>> start
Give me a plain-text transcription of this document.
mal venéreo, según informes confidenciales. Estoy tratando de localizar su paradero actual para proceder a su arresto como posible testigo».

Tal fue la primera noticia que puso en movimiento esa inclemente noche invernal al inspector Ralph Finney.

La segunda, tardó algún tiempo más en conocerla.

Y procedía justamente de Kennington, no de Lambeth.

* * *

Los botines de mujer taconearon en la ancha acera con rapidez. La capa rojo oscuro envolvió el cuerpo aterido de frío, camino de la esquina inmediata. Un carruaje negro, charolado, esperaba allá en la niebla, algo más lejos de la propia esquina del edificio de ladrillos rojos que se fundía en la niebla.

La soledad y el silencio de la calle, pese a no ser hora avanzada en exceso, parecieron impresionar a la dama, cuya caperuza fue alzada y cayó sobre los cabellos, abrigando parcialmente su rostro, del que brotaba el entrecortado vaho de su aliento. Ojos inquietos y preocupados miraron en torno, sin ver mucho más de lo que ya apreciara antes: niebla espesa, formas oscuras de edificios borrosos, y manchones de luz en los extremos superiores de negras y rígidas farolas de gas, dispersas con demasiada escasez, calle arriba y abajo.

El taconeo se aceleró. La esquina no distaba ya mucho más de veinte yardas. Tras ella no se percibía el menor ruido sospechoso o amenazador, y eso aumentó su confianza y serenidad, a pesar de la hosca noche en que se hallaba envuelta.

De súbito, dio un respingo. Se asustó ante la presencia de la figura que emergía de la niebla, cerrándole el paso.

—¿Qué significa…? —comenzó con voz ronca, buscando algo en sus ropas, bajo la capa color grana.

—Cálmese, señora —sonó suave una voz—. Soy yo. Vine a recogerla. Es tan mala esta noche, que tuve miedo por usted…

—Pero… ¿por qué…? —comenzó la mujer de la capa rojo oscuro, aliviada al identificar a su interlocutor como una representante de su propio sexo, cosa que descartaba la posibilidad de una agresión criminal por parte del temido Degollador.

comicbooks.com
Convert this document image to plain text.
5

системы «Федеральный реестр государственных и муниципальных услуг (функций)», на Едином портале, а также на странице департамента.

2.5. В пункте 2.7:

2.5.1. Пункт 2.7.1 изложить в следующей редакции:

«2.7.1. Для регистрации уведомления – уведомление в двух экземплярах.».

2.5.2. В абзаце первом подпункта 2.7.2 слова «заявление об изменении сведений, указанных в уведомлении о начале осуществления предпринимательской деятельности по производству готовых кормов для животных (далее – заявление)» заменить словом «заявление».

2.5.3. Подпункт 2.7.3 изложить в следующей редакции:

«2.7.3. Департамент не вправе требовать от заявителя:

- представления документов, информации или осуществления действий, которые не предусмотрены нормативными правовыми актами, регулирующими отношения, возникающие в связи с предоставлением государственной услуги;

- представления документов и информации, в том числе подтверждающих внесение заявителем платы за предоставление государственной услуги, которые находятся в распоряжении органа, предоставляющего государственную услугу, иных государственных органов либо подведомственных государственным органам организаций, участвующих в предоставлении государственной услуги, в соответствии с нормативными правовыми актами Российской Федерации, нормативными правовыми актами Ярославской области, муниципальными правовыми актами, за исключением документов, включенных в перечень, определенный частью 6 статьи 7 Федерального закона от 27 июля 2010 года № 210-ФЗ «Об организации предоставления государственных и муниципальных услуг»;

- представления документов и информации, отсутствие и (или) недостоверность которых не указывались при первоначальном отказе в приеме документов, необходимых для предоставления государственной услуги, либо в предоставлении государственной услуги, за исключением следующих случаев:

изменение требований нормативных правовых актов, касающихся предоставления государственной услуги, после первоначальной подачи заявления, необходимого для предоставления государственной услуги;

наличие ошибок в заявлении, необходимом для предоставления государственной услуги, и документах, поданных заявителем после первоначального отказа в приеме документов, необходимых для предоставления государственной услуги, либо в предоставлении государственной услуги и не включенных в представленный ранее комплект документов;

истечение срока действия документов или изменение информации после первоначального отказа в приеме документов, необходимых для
>> end
Goal of the exercise: Output the listing above without altering a single character.

Answer to this exercise:
Give me a plain-text transcription of this document.
mal venéreo, según informes confidenciales. Estoy tratando de localizar su paradero actual para proceder a su arresto como posible testigo».

Tal fue la primera noticia que puso en movimiento esa inclemente noche invernal al inspector Ralph Finney.

La segunda, tardó algún tiempo más en conocerla.

Y procedía justamente de Kennington, no de Lambeth.

* * *

Los botines de mujer taconearon en la ancha acera con rapidez. La capa rojo oscuro envolvió el cuerpo aterido de frío, camino de la esquina inmediata. Un carruaje negro, charolado, esperaba allá en la niebla, algo más lejos de la propia esquina del edificio de ladrillos rojos que se fundía en la niebla.

La soledad y el silencio de la calle, pese a no ser hora avanzada en exceso, parecieron impresionar a la dama, cuya caperuza fue alzada y cayó sobre los cabellos, abrigando parcialmente su rostro, del que brotaba el entrecortado vaho de su aliento. Ojos inquietos y preocupados miraron en torno, sin ver mucho más de lo que ya apreciara antes: niebla espesa, formas oscuras de edificios borrosos, y manchones de luz en los extremos superiores de negras y rígidas farolas de gas, dispersas con demasiada escasez, calle arriba y abajo.

El taconeo se aceleró. La esquina no distaba ya mucho más de veinte yardas. Tras ella no se percibía el menor ruido sospechoso o amenazador, y eso aumentó su confianza y serenidad, a pesar de la hosca noche en que se hallaba envuelta.

De súbito, dio un respingo. Se asustó ante la presencia de la figura que emergía de la niebla, cerrándole el paso.

—¿Qué significa…? —comenzó con voz ronca, buscando algo en sus ropas, bajo la capa color grana.

—Cálmese, señora —sonó suave una voz—. Soy yo. Vine a recogerla. Es tan mala esta noche, que tuve miedo por usted…

—Pero… ¿por qué…? —comenzó la mujer de la capa rojo oscuro, aliviada al identificar a su interlocutor como una representante de su propio sexo, cosa que descartaba la posibilidad de una agresión criminal por parte del temido Degollador.

comicbooks.com
Convert this document image to plain text.
5

системы «Федеральный реестр государственных и муниципальных услуг (функций)», на Едином портале, а также на странице департамента.

2.5. В пункте 2.7:

2.5.1. Пункт 2.7.1 изложить в следующей редакции:

«2.7.1. Для регистрации уведомления – уведомление в двух экземплярах.».

2.5.2. В абзаце первом подпункта 2.7.2 слова «заявление об изменении сведений, указанных в уведомлении о начале осуществления предпринимательской деятельности по производству готовых кормов для животных (далее – заявление)» заменить словом «заявление».

2.5.3. Подпункт 2.7.3 изложить в следующей редакции:

«2.7.3. Департамент не вправе требовать от заявителя:

- представления документов, информации или осуществления действий, которые не предусмотрены нормативными правовыми актами, регулирующими отношения, возникающие в связи с предоставлением государственной услуги;

- представления документов и информации, в том числе подтверждающих внесение заявителем платы за предоставление государственной услуги, которые находятся в распоряжении органа, предоставляющего государственную услугу, иных государственных органов либо подведомственных государственным органам организаций, участвующих в предоставлении государственной услуги, в соответствии с нормативными правовыми актами Российской Федерации, нормативными правовыми актами Ярославской области, муниципальными правовыми актами, за исключением документов, включенных в перечень, определенный частью 6 статьи 7 Федерального закона от 27 июля 2010 года № 210-ФЗ «Об организации предоставления государственных и муниципальных услуг»;

- представления документов и информации, отсутствие и (или) недостоверность которых не указывались при первоначальном отказе в приеме документов, необходимых для предоставления государственной услуги, либо в предоставлении государственной услуги, за исключением следующих случаев:

изменение требований нормативных правовых актов, касающихся предоставления государственной услуги, после первоначальной подачи заявления, необходимого для предоставления государственной услуги;

наличие ошибок в заявлении, необходимом для предоставления государственной услуги, и документах, поданных заявителем после первоначального отказа в приеме документов, необходимых для предоставления государственной услуги, либо в предоставлении государственной услуги и не включенных в представленный ранее комплект документов;

истечение срока действия документов или изменение информации после первоначального отказа в приеме документов, необходимых для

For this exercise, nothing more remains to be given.